## Extrait fourni
-=-=-=-=-

L’Inde est un continent qui évoque des sentiments les plus divers, mais au sujet de la pollution sonore, l’opinion des voyageurs est unanime : il y a beaucoup de bruit ! Tandis que les guides de voyages décrivent l’Inde comme un endroit hautement spirituel avec des temples, des paysages tropicaux, des plages, des réserves d’animaux et des fêtes multicolores… ceux qui s’y rendent dans l’espoir de pouvoir méditer dans un calme absolu risquent d’être déçus. L’Inde est un pays avec plus d’un milliard d’habitants, qui font tous ensemble un bruit énorme, permanent et omniprésent.

-=-=-=-=-

## Travail à faire
A – Réécrivez en plus court le paragraphe de l’extrait sur le bruit en Inde qui commence par « L’Inde est un continent qui évoque », en gardant ses faits principaux.
B – Écrivez la suite de l’extrait sur le bruit en Inde, en partant de sa dernière phrase.

-=-=-=-=-

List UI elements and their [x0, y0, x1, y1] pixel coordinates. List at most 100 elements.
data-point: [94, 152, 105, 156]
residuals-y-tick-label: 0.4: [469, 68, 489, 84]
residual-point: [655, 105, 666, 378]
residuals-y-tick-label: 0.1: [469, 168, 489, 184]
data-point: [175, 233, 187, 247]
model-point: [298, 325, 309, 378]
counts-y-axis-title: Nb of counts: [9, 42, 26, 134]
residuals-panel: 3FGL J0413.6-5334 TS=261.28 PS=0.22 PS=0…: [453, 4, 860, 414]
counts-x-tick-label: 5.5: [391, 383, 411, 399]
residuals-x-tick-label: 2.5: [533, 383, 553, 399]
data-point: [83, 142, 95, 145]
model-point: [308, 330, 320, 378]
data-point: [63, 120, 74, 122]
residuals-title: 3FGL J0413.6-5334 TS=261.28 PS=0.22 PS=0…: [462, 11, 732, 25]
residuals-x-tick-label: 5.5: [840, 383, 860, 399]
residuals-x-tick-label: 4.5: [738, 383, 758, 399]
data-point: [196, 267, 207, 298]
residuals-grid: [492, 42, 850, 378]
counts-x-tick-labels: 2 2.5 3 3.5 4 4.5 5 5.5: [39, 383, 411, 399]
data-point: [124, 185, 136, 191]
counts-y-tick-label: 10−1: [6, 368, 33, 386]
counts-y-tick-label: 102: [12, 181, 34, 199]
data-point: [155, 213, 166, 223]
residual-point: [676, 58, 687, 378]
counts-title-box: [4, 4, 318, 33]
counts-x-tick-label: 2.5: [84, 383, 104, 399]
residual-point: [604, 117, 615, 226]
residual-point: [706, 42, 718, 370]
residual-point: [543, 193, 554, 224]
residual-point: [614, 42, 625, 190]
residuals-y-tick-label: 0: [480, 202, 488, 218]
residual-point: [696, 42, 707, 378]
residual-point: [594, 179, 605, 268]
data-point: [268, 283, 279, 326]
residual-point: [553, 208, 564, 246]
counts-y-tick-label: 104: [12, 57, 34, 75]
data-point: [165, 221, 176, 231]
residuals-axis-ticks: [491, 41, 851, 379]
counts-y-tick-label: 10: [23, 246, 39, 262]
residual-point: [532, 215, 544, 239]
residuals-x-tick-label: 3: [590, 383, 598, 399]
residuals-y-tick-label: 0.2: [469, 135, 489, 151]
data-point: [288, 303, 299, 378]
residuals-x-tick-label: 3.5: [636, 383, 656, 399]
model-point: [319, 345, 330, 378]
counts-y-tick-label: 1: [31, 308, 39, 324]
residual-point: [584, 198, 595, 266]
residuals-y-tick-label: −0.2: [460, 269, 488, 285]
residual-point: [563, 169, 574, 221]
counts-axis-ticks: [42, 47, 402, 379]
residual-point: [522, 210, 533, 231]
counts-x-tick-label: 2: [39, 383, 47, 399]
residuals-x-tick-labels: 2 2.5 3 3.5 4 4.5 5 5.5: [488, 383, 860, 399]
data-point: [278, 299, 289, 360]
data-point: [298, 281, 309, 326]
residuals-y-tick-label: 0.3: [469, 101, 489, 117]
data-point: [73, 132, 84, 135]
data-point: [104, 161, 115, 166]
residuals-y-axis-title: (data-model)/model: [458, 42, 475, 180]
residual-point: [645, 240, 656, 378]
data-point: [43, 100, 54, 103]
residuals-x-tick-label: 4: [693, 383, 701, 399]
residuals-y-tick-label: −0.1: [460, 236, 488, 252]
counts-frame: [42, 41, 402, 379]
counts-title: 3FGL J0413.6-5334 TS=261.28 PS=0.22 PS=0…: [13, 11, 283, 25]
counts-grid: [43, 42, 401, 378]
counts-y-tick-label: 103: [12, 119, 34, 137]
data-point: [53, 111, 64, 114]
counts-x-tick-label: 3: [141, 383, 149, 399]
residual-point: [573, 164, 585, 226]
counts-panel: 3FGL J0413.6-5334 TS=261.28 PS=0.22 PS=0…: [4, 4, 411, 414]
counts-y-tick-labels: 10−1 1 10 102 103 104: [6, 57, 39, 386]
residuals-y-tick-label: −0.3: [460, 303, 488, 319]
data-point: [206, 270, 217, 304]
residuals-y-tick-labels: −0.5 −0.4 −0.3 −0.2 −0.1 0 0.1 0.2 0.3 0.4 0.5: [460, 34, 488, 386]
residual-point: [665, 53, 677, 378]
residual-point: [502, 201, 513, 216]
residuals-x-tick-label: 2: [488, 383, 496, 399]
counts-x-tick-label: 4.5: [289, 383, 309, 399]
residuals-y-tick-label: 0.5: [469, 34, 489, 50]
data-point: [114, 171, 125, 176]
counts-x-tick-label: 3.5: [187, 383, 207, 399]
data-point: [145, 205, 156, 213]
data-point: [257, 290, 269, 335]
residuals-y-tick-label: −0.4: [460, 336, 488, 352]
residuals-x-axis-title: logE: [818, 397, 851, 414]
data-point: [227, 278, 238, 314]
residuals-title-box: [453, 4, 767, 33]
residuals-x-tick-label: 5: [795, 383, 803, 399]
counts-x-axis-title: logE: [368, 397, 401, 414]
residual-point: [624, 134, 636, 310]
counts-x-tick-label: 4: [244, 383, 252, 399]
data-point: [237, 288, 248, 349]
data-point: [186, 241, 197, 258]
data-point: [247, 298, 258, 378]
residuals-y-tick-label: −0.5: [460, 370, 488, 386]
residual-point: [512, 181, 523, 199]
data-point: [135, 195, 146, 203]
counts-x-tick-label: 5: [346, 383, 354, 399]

-=-=-=-=-

## Réponses
A – L’Inde suscite des avis très variés, mais tous les voyageurs s’accordent sur un point : il y a beaucoup de bruit. Les guides la décrivent comme un lieu très spirituel, avec des temples, des paysages tropicaux, des plages, des réserves d’animaux et des fêtes colorées. Pourtant, ceux qui espèrent y méditer dans un calme total risquent d’être déçus : ses plus d’un milliard d’habitants font ensemble un bruit énorme, permanent et présent partout.

B –
En vain nous avons proposé à notre chauffeur du rickshaw de payer le double s’il n’utilisait pas le klaxon. Tout le monde parle à haute voix dans son téléphone portable, qui est muni de préférence d’une sonnerie originale au volume maximal. A Goa, on peut se rendre dès le midi aux “beach parties”, “party boats”, “jungle parties” pour se défouler sur le rythme du célèbre goa trance. Les lieux de pèlerinage, comme Rishikesh, le “capital du yoga”, sont en réalité des endroits, où les pèlerins arrivent en klaxonnant dans une jeep bruyante et où ils sonnent du matin au soir une centaine de cloches dans un temple. Reste alors la quête d’un peu de paix dans la nature, dans les réserves d’animaux par exemple. Mais là aussi c’était de la peine perdue. La vieille jeep de notre guide a fait un tel boucan que les animaux ont eu largement le temps de se cacher. Nous avons dû nous contenter d’un paon “sauvage”…
Pourtant, il y a de bonnes nouvelles : à Mumbai, la police a organisé en avril un “no honking day” ; à Goa, la musique doit dorénavant s’arrêter à 10 heures du soir et à Pune, les autorités ont introduit des “zones de silence” où l’usage du klaxon est interdit.